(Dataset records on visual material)

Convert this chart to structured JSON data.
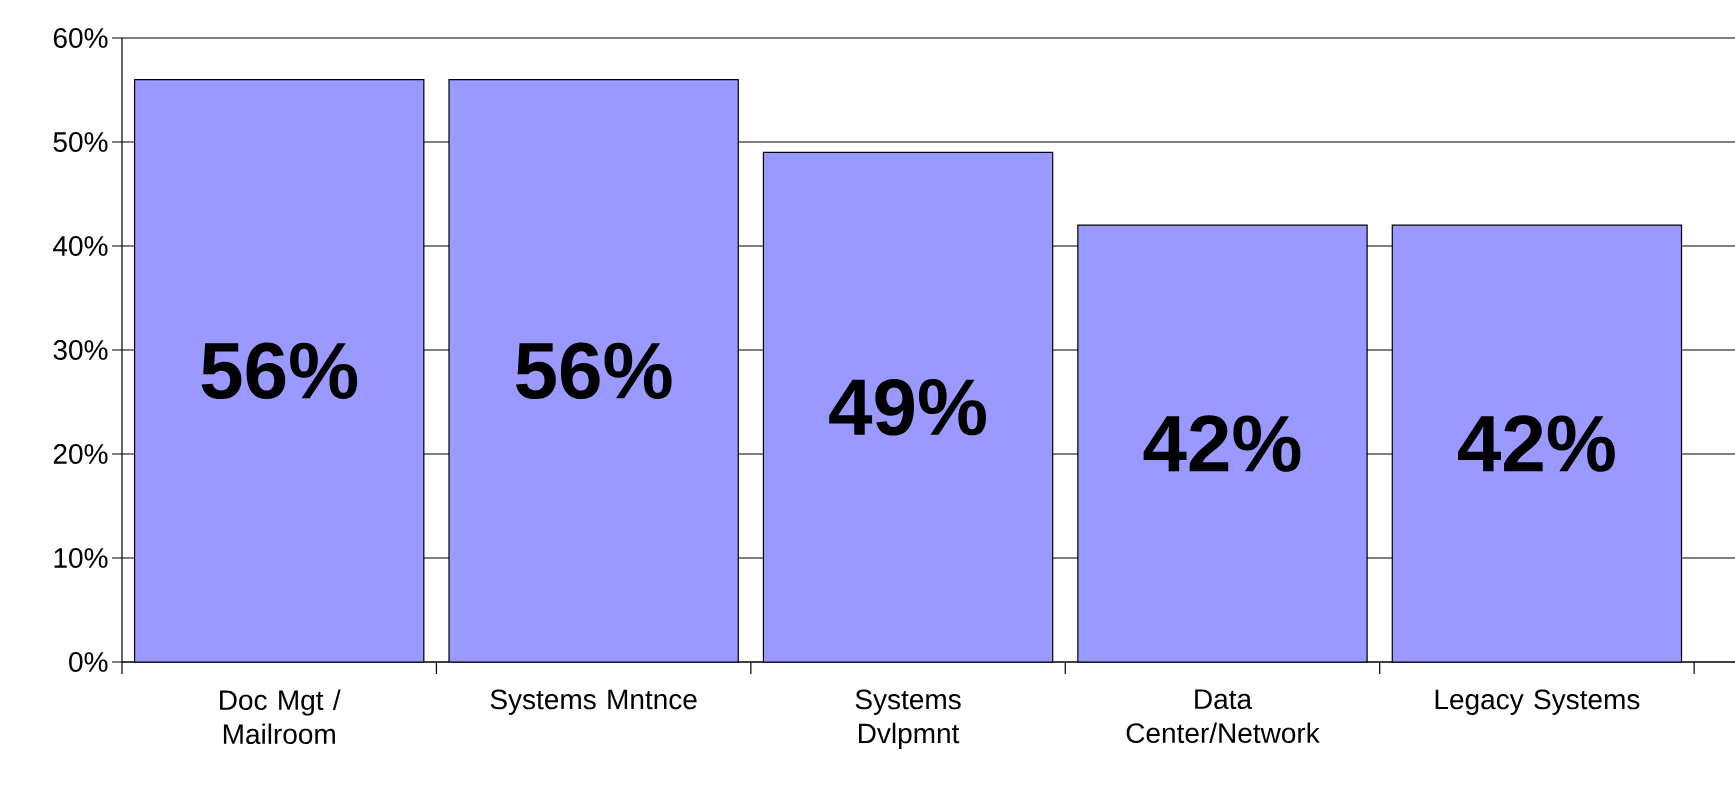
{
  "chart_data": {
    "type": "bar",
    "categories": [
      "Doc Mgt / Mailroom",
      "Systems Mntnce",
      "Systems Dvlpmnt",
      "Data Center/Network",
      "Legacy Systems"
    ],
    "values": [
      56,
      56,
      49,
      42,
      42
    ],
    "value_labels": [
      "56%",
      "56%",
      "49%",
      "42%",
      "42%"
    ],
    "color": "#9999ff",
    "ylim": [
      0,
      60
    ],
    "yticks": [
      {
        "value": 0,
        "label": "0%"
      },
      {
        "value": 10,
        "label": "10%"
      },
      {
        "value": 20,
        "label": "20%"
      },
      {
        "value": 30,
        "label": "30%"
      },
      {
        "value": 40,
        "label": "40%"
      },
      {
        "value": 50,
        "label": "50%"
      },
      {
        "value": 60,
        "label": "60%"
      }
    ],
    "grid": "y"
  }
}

> What you have to do: Transcribe every line in the entries above, taking out only the images.

> Solution to the exercise:
Convert this chart to structured JSON data.
{
  "chart_data": {
    "type": "bar",
    "categories": [
      "Doc Mgt / Mailroom",
      "Systems Mntnce",
      "Systems Dvlpmnt",
      "Data Center/Network",
      "Legacy Systems"
    ],
    "values": [
      56,
      56,
      49,
      42,
      42
    ],
    "value_labels": [
      "56%",
      "56%",
      "49%",
      "42%",
      "42%"
    ],
    "color": "#9999ff",
    "ylim": [
      0,
      60
    ],
    "yticks": [
      {
        "value": 0,
        "label": "0%"
      },
      {
        "value": 10,
        "label": "10%"
      },
      {
        "value": 20,
        "label": "20%"
      },
      {
        "value": 30,
        "label": "30%"
      },
      {
        "value": 40,
        "label": "40%"
      },
      {
        "value": 50,
        "label": "50%"
      },
      {
        "value": 60,
        "label": "60%"
      }
    ],
    "grid": "y"
  }
}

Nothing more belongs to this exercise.